━━━ Selected passage ━━━

Among the 417 modeled targets, 33 proteins are from the same Pfam families as the 227 proteins with models released by Michel et al. in their structure modeling study based on PconsFold2 [20]. Somewhat unexpectedly, there are only 3 targets in which the first models by the C-QUARK and PconsFold2 pipelines have a similar fold with TM-score > 0.5, where the average TM-score between the two is only 0.348 (Additional file 1: Table S8). Even if we count the top five models from each pipeline, the average TM-score of the closest models only marginally increases to 0.403 (data not shown), suggesting diversities of the predicted structures in this small protein dataset. We also listed the estimated TM-score of the C-QUARK models, as well as the model’s satisfaction rate of the top-L/5 long-range contacts predicted by the individual pipelines, where there is no obvious correlation of the model similarity between two pipelines with the estimated TM-score or contact satisfaction rates. It is however noticeable that the C-QUARK models have generally a higher contact satisfaction rate (0.476 vs. 0.285 on average with a p value = 1.2e−3 in Student’s t test); this difference is probably due to the replica-exchange Monte Carlo simulations implemented by C-QUARK which perform a more extensive (and more time-consuming) conformational search and therefore result in models with a closer match with the predicted contact-maps, compared to the distance geometry simulated annealing method implemented in CNS and PconsFold2 [20].

━━━ Records shown ━━━

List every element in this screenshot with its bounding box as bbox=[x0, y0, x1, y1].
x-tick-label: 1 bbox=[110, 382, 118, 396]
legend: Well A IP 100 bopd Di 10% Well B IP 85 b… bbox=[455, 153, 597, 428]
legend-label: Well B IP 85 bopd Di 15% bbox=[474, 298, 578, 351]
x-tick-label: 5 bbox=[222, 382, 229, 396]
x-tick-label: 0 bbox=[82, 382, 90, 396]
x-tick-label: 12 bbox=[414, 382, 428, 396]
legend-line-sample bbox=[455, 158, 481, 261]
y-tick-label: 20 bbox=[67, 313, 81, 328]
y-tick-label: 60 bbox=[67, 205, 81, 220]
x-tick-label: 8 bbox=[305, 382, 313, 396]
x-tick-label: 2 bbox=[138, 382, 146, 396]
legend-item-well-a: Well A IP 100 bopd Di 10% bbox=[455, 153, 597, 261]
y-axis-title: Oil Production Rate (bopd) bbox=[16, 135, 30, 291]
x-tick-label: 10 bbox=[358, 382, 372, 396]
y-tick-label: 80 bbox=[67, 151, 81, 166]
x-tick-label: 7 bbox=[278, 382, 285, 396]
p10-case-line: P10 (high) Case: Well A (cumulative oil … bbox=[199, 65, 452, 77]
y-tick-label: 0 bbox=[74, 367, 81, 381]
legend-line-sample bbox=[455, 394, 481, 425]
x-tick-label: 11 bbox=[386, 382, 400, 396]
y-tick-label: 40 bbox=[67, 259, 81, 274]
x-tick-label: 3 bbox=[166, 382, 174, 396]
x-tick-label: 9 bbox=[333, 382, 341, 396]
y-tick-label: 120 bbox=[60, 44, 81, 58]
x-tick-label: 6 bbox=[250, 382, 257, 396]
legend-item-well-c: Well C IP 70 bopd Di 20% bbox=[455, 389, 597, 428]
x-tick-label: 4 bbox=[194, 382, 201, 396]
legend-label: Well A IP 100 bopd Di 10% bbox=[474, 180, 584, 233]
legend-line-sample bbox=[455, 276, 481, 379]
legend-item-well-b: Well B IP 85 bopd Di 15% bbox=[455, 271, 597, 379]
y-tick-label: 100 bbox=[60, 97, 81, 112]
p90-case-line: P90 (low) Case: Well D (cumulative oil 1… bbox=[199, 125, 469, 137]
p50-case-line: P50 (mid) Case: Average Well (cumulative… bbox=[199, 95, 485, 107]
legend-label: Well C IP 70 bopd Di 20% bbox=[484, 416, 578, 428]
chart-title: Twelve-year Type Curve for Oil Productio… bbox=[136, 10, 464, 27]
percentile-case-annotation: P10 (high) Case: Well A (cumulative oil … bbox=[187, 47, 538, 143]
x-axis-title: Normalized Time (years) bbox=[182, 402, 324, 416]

━━━

List every average value given in the passage comparing C-QUARK and PconsFold2 models, with what each one measures.

- 0.348: average TM-score between the first models from the C-QUARK and PconsFold2 pipelines
- 0.403: average TM-score of the closest models when the top five models from each pipeline are counted
- 0.476: average contact satisfaction rate of the C-QUARK models
- 0.285: average contact satisfaction rate of the PconsFold2 models